Dataset records —

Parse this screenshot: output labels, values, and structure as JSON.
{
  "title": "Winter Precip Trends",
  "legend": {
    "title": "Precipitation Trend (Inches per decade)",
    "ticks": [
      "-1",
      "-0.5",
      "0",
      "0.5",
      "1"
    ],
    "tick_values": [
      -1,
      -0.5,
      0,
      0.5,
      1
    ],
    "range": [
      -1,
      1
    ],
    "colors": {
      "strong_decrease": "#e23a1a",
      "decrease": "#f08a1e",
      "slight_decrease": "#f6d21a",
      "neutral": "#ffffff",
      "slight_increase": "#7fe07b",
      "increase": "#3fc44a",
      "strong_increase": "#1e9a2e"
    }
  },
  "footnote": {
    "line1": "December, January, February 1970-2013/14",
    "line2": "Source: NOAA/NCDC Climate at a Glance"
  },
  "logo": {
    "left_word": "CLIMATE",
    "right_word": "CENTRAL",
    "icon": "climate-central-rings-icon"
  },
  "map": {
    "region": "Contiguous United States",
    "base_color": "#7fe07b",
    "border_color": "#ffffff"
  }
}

What the exercise asks —
Where a line in the material contains "ffffff", copy that line.

Worked answer —
      "neutral": "#ffffff",
    "border_color": "#ffffff"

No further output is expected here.